Data lines:
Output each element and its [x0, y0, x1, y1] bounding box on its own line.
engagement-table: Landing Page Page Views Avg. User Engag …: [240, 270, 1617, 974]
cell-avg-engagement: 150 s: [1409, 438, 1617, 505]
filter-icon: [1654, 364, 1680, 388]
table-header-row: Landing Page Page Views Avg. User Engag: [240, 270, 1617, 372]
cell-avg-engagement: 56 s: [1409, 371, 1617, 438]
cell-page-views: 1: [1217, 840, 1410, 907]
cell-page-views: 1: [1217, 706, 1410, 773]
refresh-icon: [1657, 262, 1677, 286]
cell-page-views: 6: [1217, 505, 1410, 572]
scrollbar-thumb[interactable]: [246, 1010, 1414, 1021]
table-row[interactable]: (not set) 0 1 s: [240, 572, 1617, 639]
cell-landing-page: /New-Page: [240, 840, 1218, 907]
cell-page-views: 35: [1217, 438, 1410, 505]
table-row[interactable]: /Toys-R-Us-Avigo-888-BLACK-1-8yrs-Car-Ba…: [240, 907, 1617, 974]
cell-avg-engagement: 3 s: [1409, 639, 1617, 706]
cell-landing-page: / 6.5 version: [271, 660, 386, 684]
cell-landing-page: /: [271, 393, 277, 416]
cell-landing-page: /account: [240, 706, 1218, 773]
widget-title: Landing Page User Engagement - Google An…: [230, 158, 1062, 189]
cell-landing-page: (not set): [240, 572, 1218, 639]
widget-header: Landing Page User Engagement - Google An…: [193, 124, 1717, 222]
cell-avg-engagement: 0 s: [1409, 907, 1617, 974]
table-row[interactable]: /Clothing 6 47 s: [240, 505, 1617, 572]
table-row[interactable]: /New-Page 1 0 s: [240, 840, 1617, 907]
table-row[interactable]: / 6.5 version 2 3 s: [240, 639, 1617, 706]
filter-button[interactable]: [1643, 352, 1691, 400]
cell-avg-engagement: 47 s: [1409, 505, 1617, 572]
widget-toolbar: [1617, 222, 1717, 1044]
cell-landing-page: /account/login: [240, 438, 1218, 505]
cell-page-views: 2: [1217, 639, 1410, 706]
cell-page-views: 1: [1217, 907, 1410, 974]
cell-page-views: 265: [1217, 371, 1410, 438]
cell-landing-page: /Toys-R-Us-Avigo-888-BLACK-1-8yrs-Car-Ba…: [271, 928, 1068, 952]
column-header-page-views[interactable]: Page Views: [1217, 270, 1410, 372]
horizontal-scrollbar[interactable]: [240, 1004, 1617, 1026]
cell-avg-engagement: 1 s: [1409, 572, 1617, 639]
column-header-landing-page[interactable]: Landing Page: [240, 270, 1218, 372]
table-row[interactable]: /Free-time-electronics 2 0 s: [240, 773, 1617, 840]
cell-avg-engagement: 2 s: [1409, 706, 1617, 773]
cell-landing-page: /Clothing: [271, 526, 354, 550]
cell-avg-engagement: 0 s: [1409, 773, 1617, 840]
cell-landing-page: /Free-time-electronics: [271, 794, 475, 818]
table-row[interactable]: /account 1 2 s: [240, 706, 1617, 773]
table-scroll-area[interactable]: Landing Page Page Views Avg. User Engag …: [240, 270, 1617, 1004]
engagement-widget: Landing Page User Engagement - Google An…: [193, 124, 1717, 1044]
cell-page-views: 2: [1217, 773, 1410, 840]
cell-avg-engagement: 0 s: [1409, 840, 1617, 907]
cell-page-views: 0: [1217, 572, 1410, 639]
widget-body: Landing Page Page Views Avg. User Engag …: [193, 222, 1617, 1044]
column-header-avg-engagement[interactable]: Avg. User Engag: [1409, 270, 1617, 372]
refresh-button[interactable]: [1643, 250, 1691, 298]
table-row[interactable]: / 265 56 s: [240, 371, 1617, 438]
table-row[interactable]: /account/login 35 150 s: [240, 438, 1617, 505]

Task instructions: Reproduce every line of the entries above, substituting "panel" for each occurrence of "widget" and leaving everything else unchanged.

Response to this task:
Output each element and its [x0, y0, x1, y1] bounding box on its own line.
engagement-table: Landing Page Page Views Avg. User Engag …: [240, 270, 1617, 974]
cell-avg-engagement: 150 s: [1409, 438, 1617, 505]
filter-icon: [1654, 364, 1680, 388]
table-header-row: Landing Page Page Views Avg. User Engag: [240, 270, 1617, 372]
cell-avg-engagement: 56 s: [1409, 371, 1617, 438]
cell-page-views: 1: [1217, 840, 1410, 907]
cell-page-views: 1: [1217, 706, 1410, 773]
refresh-icon: [1657, 262, 1677, 286]
cell-page-views: 6: [1217, 505, 1410, 572]
scrollbar-thumb[interactable]: [246, 1010, 1414, 1021]
table-row[interactable]: (not set) 0 1 s: [240, 572, 1617, 639]
cell-landing-page: /New-Page: [240, 840, 1218, 907]
cell-page-views: 35: [1217, 438, 1410, 505]
table-row[interactable]: /Toys-R-Us-Avigo-888-BLACK-1-8yrs-Car-Ba…: [240, 907, 1617, 974]
cell-avg-engagement: 3 s: [1409, 639, 1617, 706]
cell-landing-page: / 6.5 version: [271, 660, 386, 684]
cell-landing-page: /: [271, 393, 277, 416]
cell-landing-page: /account: [240, 706, 1218, 773]
panel-title: Landing Page User Engagement - Google An…: [230, 158, 1062, 189]
cell-landing-page: (not set): [240, 572, 1218, 639]
panel-header: Landing Page User Engagement - Google An…: [193, 124, 1717, 222]
cell-avg-engagement: 0 s: [1409, 907, 1617, 974]
table-row[interactable]: /Clothing 6 47 s: [240, 505, 1617, 572]
table-row[interactable]: /New-Page 1 0 s: [240, 840, 1617, 907]
table-row[interactable]: / 6.5 version 2 3 s: [240, 639, 1617, 706]
filter-button[interactable]: [1643, 352, 1691, 400]
cell-avg-engagement: 47 s: [1409, 505, 1617, 572]
panel-toolbar: [1617, 222, 1717, 1044]
cell-landing-page: /account/login: [240, 438, 1218, 505]
cell-page-views: 2: [1217, 639, 1410, 706]
cell-page-views: 1: [1217, 907, 1410, 974]
cell-page-views: 265: [1217, 371, 1410, 438]
cell-landing-page: /Toys-R-Us-Avigo-888-BLACK-1-8yrs-Car-Ba…: [271, 928, 1068, 952]
column-header-page-views[interactable]: Page Views: [1217, 270, 1410, 372]
horizontal-scrollbar[interactable]: [240, 1004, 1617, 1026]
cell-avg-engagement: 1 s: [1409, 572, 1617, 639]
column-header-landing-page[interactable]: Landing Page: [240, 270, 1218, 372]
table-row[interactable]: /Free-time-electronics 2 0 s: [240, 773, 1617, 840]
cell-avg-engagement: 2 s: [1409, 706, 1617, 773]
cell-landing-page: /Clothing: [271, 526, 354, 550]
cell-avg-engagement: 0 s: [1409, 773, 1617, 840]
cell-landing-page: /Free-time-electronics: [271, 794, 475, 818]
table-row[interactable]: /account 1 2 s: [240, 706, 1617, 773]
table-scroll-area[interactable]: Landing Page Page Views Avg. User Engag …: [240, 270, 1617, 1004]
engagement-panel: Landing Page User Engagement - Google An…: [193, 124, 1717, 1044]
cell-page-views: 2: [1217, 773, 1410, 840]
cell-avg-engagement: 0 s: [1409, 840, 1617, 907]
cell-page-views: 0: [1217, 572, 1410, 639]
panel-body: Landing Page Page Views Avg. User Engag …: [193, 222, 1617, 1044]
column-header-avg-engagement[interactable]: Avg. User Engag: [1409, 270, 1617, 372]
refresh-button[interactable]: [1643, 250, 1691, 298]
table-row[interactable]: / 265 56 s: [240, 371, 1617, 438]
table-row[interactable]: /account/login 35 150 s: [240, 438, 1617, 505]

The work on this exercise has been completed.